GIVEN RECORDS.
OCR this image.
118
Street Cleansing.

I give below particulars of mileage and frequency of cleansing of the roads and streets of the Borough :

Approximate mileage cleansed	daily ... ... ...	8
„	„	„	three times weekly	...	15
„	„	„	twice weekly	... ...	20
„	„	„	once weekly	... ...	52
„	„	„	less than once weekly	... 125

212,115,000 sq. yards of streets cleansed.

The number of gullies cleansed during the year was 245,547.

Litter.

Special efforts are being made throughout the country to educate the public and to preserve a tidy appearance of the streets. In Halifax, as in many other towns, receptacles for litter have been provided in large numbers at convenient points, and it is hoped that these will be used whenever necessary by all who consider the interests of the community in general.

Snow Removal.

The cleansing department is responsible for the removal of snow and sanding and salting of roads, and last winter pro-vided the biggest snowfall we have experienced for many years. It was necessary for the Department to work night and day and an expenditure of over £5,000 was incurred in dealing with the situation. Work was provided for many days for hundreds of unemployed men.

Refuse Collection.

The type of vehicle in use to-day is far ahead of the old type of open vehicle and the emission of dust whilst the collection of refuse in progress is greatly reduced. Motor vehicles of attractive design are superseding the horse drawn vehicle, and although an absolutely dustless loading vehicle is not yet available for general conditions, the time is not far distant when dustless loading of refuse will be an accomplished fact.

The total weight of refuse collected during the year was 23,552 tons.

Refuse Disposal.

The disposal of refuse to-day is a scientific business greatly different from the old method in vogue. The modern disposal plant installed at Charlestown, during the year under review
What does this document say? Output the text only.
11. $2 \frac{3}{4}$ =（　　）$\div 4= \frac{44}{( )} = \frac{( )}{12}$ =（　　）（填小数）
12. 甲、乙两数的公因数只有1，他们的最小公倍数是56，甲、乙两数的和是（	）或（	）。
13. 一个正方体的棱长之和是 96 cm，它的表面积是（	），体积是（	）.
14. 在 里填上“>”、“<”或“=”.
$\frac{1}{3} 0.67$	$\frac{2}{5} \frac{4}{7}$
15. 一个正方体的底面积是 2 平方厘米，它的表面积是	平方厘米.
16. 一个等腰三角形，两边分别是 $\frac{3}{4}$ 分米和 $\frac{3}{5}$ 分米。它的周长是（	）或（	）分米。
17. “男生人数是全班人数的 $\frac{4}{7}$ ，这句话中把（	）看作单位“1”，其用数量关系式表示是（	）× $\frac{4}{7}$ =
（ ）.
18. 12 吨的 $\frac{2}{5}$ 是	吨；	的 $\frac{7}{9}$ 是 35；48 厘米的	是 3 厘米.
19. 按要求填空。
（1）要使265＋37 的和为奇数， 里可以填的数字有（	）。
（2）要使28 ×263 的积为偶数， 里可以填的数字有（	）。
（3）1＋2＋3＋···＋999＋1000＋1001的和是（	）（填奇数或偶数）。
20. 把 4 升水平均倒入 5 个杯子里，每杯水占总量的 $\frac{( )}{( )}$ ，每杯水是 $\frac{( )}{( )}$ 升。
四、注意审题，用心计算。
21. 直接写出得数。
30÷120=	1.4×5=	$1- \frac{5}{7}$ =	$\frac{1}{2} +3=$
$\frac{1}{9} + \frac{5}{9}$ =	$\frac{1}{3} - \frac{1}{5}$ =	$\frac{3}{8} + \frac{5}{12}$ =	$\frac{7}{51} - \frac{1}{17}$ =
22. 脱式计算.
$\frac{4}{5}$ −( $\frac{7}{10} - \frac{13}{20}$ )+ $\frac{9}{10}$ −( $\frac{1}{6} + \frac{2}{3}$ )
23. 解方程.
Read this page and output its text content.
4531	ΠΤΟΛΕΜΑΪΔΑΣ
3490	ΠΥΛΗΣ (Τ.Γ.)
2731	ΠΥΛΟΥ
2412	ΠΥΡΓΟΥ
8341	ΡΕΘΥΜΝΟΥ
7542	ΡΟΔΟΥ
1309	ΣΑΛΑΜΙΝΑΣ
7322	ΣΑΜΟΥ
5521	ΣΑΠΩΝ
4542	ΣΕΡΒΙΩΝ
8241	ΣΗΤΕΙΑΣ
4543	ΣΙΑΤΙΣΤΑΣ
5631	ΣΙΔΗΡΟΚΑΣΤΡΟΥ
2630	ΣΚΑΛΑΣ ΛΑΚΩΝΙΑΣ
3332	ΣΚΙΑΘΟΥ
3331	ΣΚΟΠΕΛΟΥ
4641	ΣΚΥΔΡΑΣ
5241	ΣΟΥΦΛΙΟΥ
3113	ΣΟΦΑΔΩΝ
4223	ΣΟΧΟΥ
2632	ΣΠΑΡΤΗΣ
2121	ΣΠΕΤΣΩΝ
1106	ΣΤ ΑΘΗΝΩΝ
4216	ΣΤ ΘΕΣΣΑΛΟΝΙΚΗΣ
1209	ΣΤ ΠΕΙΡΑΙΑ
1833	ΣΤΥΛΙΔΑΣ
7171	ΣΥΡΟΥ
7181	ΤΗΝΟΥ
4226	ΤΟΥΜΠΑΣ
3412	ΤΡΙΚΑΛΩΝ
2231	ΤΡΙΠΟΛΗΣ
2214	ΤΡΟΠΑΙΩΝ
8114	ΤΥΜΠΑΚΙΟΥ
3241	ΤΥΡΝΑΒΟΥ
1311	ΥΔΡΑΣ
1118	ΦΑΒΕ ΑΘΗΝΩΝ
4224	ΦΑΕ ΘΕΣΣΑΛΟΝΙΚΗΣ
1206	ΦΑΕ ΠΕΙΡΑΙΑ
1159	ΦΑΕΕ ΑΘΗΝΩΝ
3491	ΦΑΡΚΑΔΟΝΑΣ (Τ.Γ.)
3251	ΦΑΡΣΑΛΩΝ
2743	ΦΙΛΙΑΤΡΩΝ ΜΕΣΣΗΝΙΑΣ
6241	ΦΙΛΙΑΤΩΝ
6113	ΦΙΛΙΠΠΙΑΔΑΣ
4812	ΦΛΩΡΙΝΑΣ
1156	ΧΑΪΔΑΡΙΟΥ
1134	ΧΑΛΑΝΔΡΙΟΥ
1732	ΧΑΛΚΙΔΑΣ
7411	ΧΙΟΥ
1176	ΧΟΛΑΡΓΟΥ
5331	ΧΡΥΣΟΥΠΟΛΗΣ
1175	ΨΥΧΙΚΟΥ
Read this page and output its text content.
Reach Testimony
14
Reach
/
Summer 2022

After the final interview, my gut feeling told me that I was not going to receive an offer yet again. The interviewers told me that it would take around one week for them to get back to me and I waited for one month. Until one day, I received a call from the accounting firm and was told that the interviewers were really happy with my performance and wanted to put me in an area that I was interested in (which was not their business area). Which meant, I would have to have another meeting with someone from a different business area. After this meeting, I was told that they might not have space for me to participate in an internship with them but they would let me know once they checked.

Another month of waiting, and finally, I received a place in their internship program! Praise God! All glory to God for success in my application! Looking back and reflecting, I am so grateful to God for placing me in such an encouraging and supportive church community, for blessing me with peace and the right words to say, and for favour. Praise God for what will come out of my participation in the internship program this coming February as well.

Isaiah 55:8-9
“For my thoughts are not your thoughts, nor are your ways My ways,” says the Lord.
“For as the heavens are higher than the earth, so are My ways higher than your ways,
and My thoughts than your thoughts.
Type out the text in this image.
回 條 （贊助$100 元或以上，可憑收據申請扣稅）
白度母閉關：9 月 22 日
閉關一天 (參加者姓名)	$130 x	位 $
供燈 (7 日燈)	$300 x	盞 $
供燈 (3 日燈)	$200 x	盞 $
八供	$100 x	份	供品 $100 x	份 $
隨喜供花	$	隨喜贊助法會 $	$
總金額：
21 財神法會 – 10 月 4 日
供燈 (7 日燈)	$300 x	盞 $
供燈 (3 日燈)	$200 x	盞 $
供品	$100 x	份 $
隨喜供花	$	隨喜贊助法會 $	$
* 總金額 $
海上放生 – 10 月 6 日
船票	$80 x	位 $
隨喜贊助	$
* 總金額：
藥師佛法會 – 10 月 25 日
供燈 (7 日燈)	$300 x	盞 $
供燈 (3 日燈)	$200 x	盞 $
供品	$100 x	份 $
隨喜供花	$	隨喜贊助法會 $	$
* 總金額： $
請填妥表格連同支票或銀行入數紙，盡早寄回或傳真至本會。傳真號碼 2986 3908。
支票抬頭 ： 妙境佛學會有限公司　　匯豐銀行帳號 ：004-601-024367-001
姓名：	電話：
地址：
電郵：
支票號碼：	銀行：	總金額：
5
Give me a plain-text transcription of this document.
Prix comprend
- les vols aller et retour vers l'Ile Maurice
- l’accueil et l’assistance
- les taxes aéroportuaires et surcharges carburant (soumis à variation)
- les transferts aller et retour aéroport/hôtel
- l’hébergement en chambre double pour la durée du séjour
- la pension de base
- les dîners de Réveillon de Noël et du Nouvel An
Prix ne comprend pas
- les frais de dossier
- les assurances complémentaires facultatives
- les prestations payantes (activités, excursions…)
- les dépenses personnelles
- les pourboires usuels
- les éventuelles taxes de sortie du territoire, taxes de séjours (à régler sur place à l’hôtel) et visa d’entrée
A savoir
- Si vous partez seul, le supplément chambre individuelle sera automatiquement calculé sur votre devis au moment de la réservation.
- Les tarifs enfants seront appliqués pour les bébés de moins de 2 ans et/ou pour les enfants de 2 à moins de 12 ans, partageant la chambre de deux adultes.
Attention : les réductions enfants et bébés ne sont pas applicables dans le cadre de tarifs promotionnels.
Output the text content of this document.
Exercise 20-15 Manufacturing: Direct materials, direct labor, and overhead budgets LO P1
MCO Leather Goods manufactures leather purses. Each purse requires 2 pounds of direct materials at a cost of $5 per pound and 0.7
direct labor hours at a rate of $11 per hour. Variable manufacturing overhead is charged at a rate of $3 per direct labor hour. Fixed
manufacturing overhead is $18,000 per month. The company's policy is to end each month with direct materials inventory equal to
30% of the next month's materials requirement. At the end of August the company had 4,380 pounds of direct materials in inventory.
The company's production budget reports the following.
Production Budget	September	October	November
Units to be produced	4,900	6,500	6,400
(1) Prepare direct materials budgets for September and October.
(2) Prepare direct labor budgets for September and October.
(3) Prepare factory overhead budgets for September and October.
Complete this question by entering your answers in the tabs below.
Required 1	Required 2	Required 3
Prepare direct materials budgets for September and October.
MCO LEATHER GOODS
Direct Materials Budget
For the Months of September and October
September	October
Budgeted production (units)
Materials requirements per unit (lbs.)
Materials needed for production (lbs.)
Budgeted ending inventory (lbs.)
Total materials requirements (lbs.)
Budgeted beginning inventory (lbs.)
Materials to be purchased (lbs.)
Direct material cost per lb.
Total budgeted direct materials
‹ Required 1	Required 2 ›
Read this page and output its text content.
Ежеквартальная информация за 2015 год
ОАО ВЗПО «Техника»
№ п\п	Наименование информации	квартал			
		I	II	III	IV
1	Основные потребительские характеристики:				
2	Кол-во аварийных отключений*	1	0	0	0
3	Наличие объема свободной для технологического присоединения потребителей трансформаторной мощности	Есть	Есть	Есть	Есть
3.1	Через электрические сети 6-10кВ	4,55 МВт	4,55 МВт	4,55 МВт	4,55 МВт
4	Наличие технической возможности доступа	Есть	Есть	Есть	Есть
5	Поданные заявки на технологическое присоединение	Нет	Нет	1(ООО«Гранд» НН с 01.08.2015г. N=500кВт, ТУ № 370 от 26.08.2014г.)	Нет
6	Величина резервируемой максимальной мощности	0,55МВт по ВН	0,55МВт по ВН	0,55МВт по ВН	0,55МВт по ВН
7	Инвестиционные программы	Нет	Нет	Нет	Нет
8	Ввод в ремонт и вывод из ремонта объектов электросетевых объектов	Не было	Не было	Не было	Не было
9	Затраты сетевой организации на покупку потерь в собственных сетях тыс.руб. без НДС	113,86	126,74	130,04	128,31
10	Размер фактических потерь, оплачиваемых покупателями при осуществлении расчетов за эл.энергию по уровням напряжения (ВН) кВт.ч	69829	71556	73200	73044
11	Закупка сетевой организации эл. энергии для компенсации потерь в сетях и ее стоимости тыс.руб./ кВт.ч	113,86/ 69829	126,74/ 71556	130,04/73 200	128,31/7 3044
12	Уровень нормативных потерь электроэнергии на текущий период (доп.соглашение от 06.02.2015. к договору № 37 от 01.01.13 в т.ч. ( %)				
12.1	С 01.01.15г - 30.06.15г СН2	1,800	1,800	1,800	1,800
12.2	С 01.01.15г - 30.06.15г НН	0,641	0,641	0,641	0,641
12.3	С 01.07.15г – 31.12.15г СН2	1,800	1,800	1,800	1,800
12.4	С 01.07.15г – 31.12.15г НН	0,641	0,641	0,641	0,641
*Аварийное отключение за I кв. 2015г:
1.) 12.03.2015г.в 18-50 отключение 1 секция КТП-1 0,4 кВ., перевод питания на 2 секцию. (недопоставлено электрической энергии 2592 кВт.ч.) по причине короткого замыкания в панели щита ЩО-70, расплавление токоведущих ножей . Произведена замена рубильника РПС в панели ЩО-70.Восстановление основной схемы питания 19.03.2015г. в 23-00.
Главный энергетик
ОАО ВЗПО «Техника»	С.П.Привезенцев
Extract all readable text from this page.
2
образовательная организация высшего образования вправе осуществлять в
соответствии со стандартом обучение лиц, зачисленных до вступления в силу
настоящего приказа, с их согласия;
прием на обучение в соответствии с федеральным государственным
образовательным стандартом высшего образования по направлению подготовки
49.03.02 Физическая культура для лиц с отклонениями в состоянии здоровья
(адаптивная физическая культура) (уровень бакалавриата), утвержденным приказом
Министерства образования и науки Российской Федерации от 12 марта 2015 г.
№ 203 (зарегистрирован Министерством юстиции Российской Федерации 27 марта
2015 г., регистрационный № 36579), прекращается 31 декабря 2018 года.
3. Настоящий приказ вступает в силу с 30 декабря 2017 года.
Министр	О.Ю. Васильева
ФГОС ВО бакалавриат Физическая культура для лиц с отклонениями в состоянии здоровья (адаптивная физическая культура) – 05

GIVEN INSTRUCTION.
Give only the number of lines in the preceding material that contain the string "ΑΘΗΝΩΝ".

OUTPUT FOR THIS EXERCISE.
3